* _Required task_: Every entry below should be transcribed exactly; pictures stay out of the copy.
++++ Material ++++
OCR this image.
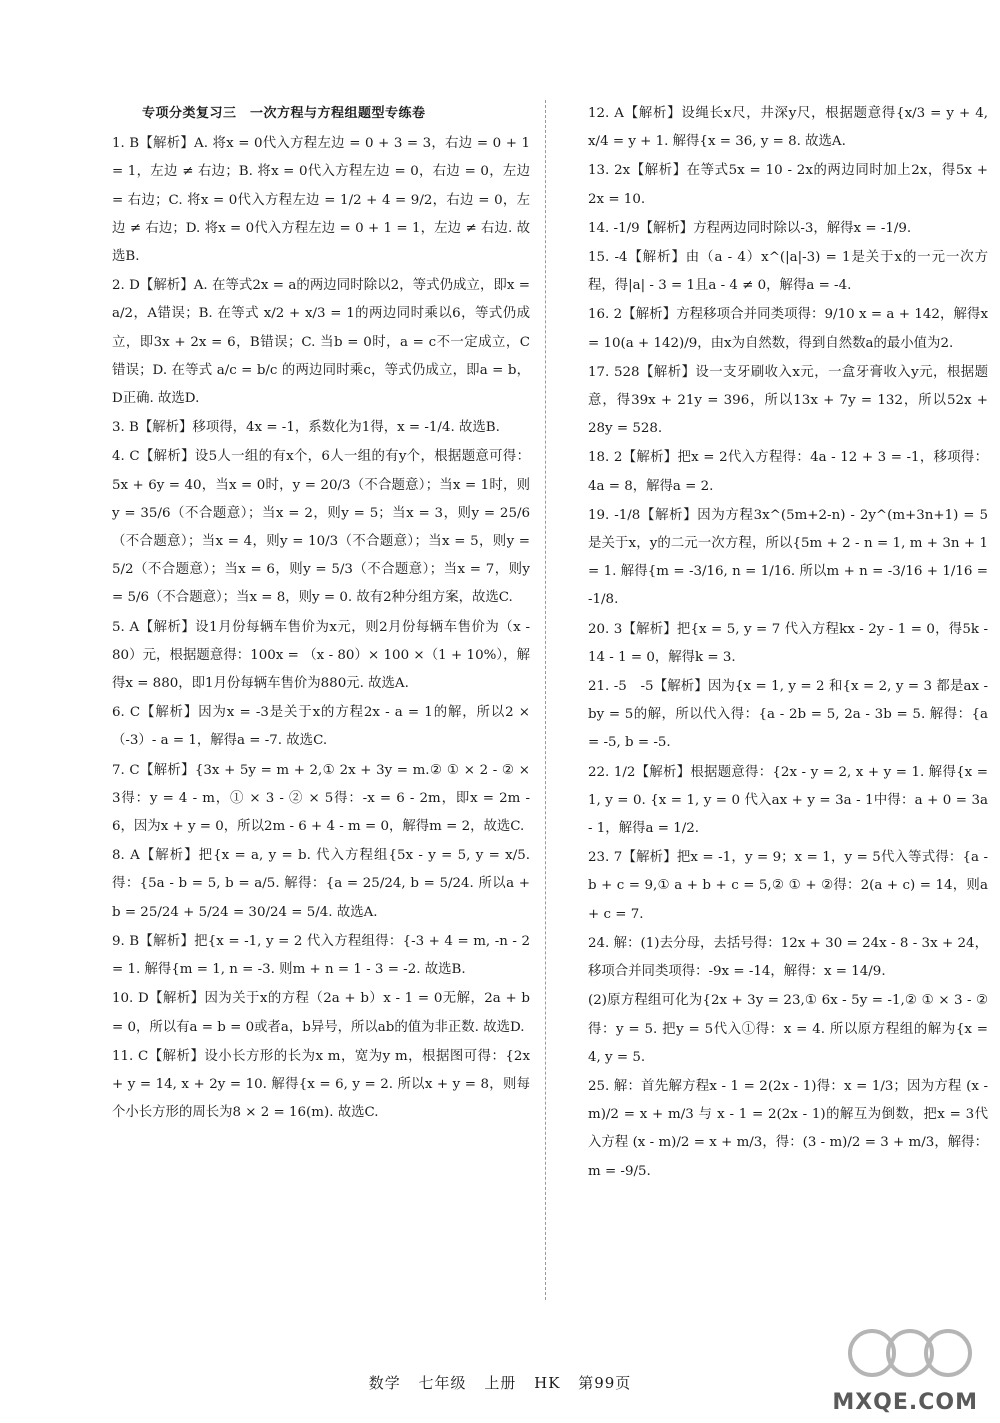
专项分类复习三　一次方程与方程组题型专练卷

1. B【解析】A. 将x = 0代入方程左边 = 0 + 3 = 3，右边 = 0 + 1 = 1，左边 ≠ 右边；B. 将x = 0代入方程左边 = 0，右边 = 0，左边 = 右边；C. 将x = 0代入方程左边 = 1/2 + 4 = 9/2，右边 = 0，左边 ≠ 右边；D. 将x = 0代入方程左边 = 0 + 1 = 1，左边 ≠ 右边. 故选B.

2. D【解析】A. 在等式2x = a的两边同时除以2，等式仍成立，即x = a/2，A错误；B. 在等式 x/2 + x/3 = 1的两边同时乘以6，等式仍成立，即3x + 2x = 6，B错误；C. 当b = 0时，a = c不一定成立，C错误；D. 在等式 a/c = b/c 的两边同时乘c，等式仍成立，即a = b，D正确. 故选D.

3. B【解析】移项得，4x = -1，系数化为1得，x = -1/4. 故选B.

4. C【解析】设5人一组的有x个，6人一组的有y个，根据题意可得：5x + 6y = 40，当x = 0时，y = 20/3（不合题意）；当x = 1时，则y = 35/6（不合题意）；当x = 2，则y = 5；当x = 3，则y = 25/6（不合题意）；当x = 4，则y = 10/3（不合题意）；当x = 5，则y = 5/2（不合题意）；当x = 6，则y = 5/3（不合题意）；当x = 7，则y = 5/6（不合题意）；当x = 8，则y = 0. 故有2种分组方案，故选C.

5. A【解析】设1月份每辆车售价为x元，则2月份每辆车售价为（x - 80）元，根据题意得：100x = （x - 80）× 100 ×（1 + 10%），解得x = 880，即1月份每辆车售价为880元. 故选A.

6. C【解析】因为x = -3是关于x的方程2x - a = 1的解，所以2 ×（-3）- a = 1，解得a = -7. 故选C.

7. C【解析】{3x + 5y = m + 2,① 2x + 3y = m.② ① × 2 - ② × 3得：y = 4 - m，① × 3 - ② × 5得：-x = 6 - 2m，即x = 2m - 6，因为x + y = 0，所以2m - 6 + 4 - m = 0，解得m = 2，故选C.

8. A【解析】把{x = a, y = b. 代入方程组{5x - y = 5, y = x/5. 得：{5a - b = 5, b = a/5. 解得：{a = 25/24, b = 5/24. 所以a + b = 25/24 + 5/24 = 30/24 = 5/4. 故选A.

9. B【解析】把{x = -1, y = 2 代入方程组得：{-3 + 4 = m, -n - 2 = 1. 解得{m = 1, n = -3. 则m + n = 1 - 3 = -2. 故选B.

10. D【解析】因为关于x的方程（2a + b）x - 1 = 0无解，2a + b = 0，所以有a = b = 0或者a，b异号，所以ab的值为非正数. 故选D.

11. C【解析】设小长方形的长为x m，宽为y m，根据图可得：{2x + y = 14, x + 2y = 10. 解得{x = 6, y = 2. 所以x + y = 8，则每个小长方形的周长为8 × 2 = 16(m). 故选C.

12. A【解析】设绳长x尺，井深y尺，根据题意得{x/3 = y + 4, x/4 = y + 1. 解得{x = 36, y = 8. 故选A.

13. 2x【解析】在等式5x = 10 - 2x的两边同时加上2x，得5x + 2x = 10.

14. -1/9【解析】方程两边同时除以-3，解得x = -1/9.

15. -4【解析】由（a - 4）x^(|a|-3) = 1是关于x的一元一次方程，得|a| - 3 = 1且a - 4 ≠ 0，解得a = -4.

16. 2【解析】方程移项合并同类项得：9/10 x = a + 142，解得x = 10(a + 142)/9，由x为自然数，得到自然数a的最小值为2.

17. 528【解析】设一支牙刷收入x元，一盒牙膏收入y元，根据题意，得39x + 21y = 396，所以13x + 7y = 132，所以52x + 28y = 528.

18. 2【解析】把x = 2代入方程得：4a - 12 + 3 = -1，移项得：4a = 8，解得a = 2.

19. -1/8【解析】因为方程3x^(5m+2-n) - 2y^(m+3n+1) = 5是关于x，y的二元一次方程，所以{5m + 2 - n = 1, m + 3n + 1 = 1. 解得{m = -3/16, n = 1/16. 所以m + n = -3/16 + 1/16 = -1/8.

20. 3【解析】把{x = 5, y = 7 代入方程kx - 2y - 1 = 0，得5k - 14 - 1 = 0，解得k = 3.

21. -5　-5【解析】因为{x = 1, y = 2 和{x = 2, y = 3 都是ax - by = 5的解，所以代入得：{a - 2b = 5, 2a - 3b = 5. 解得：{a = -5, b = -5.

22. 1/2【解析】根据题意得：{2x - y = 2, x + y = 1. 解得{x = 1, y = 0. {x = 1, y = 0 代入ax + y = 3a - 1中得：a + 0 = 3a - 1，解得a = 1/2.

23. 7【解析】把x = -1，y = 9；x = 1，y = 5代入等式得：{a - b + c = 9,① a + b + c = 5,② ① + ②得：2(a + c) = 14，则a + c = 7.

24. 解：(1)去分母，去括号得：12x + 30 = 24x - 8 - 3x + 24，移项合并同类项得：-9x = -14，解得：x = 14/9.

(2)原方程组可化为{2x + 3y = 23,① 6x - 5y = -1,② ① × 3 - ②得：y = 5. 把y = 5代入①得：x = 4. 所以原方程组的解为{x = 4, y = 5.

25. 解：首先解方程x - 1 = 2(2x - 1)得：x = 1/3；因为方程 (x - m)/2 = x + m/3 与 x - 1 = 2(2x - 1)的解互为倒数，把x = 3代入方程 (x - m)/2 = x + m/3，得：(3 - m)/2 = 3 + m/3，解得：m = -9/5.

数学 七年级 上册 HK 第99页
MXQE.COM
++++
* _Completed task_:
OCR this image.
专项分类复习三　一次方程与方程组题型专练卷

1. B【解析】A. 将x = 0代入方程左边 = 0 + 3 = 3，右边 = 0 + 1 = 1，左边 ≠ 右边；B. 将x = 0代入方程左边 = 0，右边 = 0，左边 = 右边；C. 将x = 0代入方程左边 = 1/2 + 4 = 9/2，右边 = 0，左边 ≠ 右边；D. 将x = 0代入方程左边 = 0 + 1 = 1，左边 ≠ 右边. 故选B.

2. D【解析】A. 在等式2x = a的两边同时除以2，等式仍成立，即x = a/2，A错误；B. 在等式 x/2 + x/3 = 1的两边同时乘以6，等式仍成立，即3x + 2x = 6，B错误；C. 当b = 0时，a = c不一定成立，C错误；D. 在等式 a/c = b/c 的两边同时乘c，等式仍成立，即a = b，D正确. 故选D.

3. B【解析】移项得，4x = -1，系数化为1得，x = -1/4. 故选B.

4. C【解析】设5人一组的有x个，6人一组的有y个，根据题意可得：5x + 6y = 40，当x = 0时，y = 20/3（不合题意）；当x = 1时，则y = 35/6（不合题意）；当x = 2，则y = 5；当x = 3，则y = 25/6（不合题意）；当x = 4，则y = 10/3（不合题意）；当x = 5，则y = 5/2（不合题意）；当x = 6，则y = 5/3（不合题意）；当x = 7，则y = 5/6（不合题意）；当x = 8，则y = 0. 故有2种分组方案，故选C.

5. A【解析】设1月份每辆车售价为x元，则2月份每辆车售价为（x - 80）元，根据题意得：100x = （x - 80）× 100 ×（1 + 10%），解得x = 880，即1月份每辆车售价为880元. 故选A.

6. C【解析】因为x = -3是关于x的方程2x - a = 1的解，所以2 ×（-3）- a = 1，解得a = -7. 故选C.

7. C【解析】{3x + 5y = m + 2,① 2x + 3y = m.② ① × 2 - ② × 3得：y = 4 - m，① × 3 - ② × 5得：-x = 6 - 2m，即x = 2m - 6，因为x + y = 0，所以2m - 6 + 4 - m = 0，解得m = 2，故选C.

8. A【解析】把{x = a, y = b. 代入方程组{5x - y = 5, y = x/5. 得：{5a - b = 5, b = a/5. 解得：{a = 25/24, b = 5/24. 所以a + b = 25/24 + 5/24 = 30/24 = 5/4. 故选A.

9. B【解析】把{x = -1, y = 2 代入方程组得：{-3 + 4 = m, -n - 2 = 1. 解得{m = 1, n = -3. 则m + n = 1 - 3 = -2. 故选B.

10. D【解析】因为关于x的方程（2a + b）x - 1 = 0无解，2a + b = 0，所以有a = b = 0或者a，b异号，所以ab的值为非正数. 故选D.

11. C【解析】设小长方形的长为x m，宽为y m，根据图可得：{2x + y = 14, x + 2y = 10. 解得{x = 6, y = 2. 所以x + y = 8，则每个小长方形的周长为8 × 2 = 16(m). 故选C.

12. A【解析】设绳长x尺，井深y尺，根据题意得{x/3 = y + 4, x/4 = y + 1. 解得{x = 36, y = 8. 故选A.

13. 2x【解析】在等式5x = 10 - 2x的两边同时加上2x，得5x + 2x = 10.

14. -1/9【解析】方程两边同时除以-3，解得x = -1/9.

15. -4【解析】由（a - 4）x^(|a|-3) = 1是关于x的一元一次方程，得|a| - 3 = 1且a - 4 ≠ 0，解得a = -4.

16. 2【解析】方程移项合并同类项得：9/10 x = a + 142，解得x = 10(a + 142)/9，由x为自然数，得到自然数a的最小值为2.

17. 528【解析】设一支牙刷收入x元，一盒牙膏收入y元，根据题意，得39x + 21y = 396，所以13x + 7y = 132，所以52x + 28y = 528.

18. 2【解析】把x = 2代入方程得：4a - 12 + 3 = -1，移项得：4a = 8，解得a = 2.

19. -1/8【解析】因为方程3x^(5m+2-n) - 2y^(m+3n+1) = 5是关于x，y的二元一次方程，所以{5m + 2 - n = 1, m + 3n + 1 = 1. 解得{m = -3/16, n = 1/16. 所以m + n = -3/16 + 1/16 = -1/8.

20. 3【解析】把{x = 5, y = 7 代入方程kx - 2y - 1 = 0，得5k - 14 - 1 = 0，解得k = 3.

21. -5　-5【解析】因为{x = 1, y = 2 和{x = 2, y = 3 都是ax - by = 5的解，所以代入得：{a - 2b = 5, 2a - 3b = 5. 解得：{a = -5, b = -5.

22. 1/2【解析】根据题意得：{2x - y = 2, x + y = 1. 解得{x = 1, y = 0. {x = 1, y = 0 代入ax + y = 3a - 1中得：a + 0 = 3a - 1，解得a = 1/2.

23. 7【解析】把x = -1，y = 9；x = 1，y = 5代入等式得：{a - b + c = 9,① a + b + c = 5,② ① + ②得：2(a + c) = 14，则a + c = 7.

24. 解：(1)去分母，去括号得：12x + 30 = 24x - 8 - 3x + 24，移项合并同类项得：-9x = -14，解得：x = 14/9.

(2)原方程组可化为{2x + 3y = 23,① 6x - 5y = -1,② ① × 3 - ②得：y = 5. 把y = 5代入①得：x = 4. 所以原方程组的解为{x = 4, y = 5.

25. 解：首先解方程x - 1 = 2(2x - 1)得：x = 1/3；因为方程 (x - m)/2 = x + m/3 与 x - 1 = 2(2x - 1)的解互为倒数，把x = 3代入方程 (x - m)/2 = x + m/3，得：(3 - m)/2 = 3 + m/3，解得：m = -9/5.

数学 七年级 上册 HK 第99页
MXQE.COM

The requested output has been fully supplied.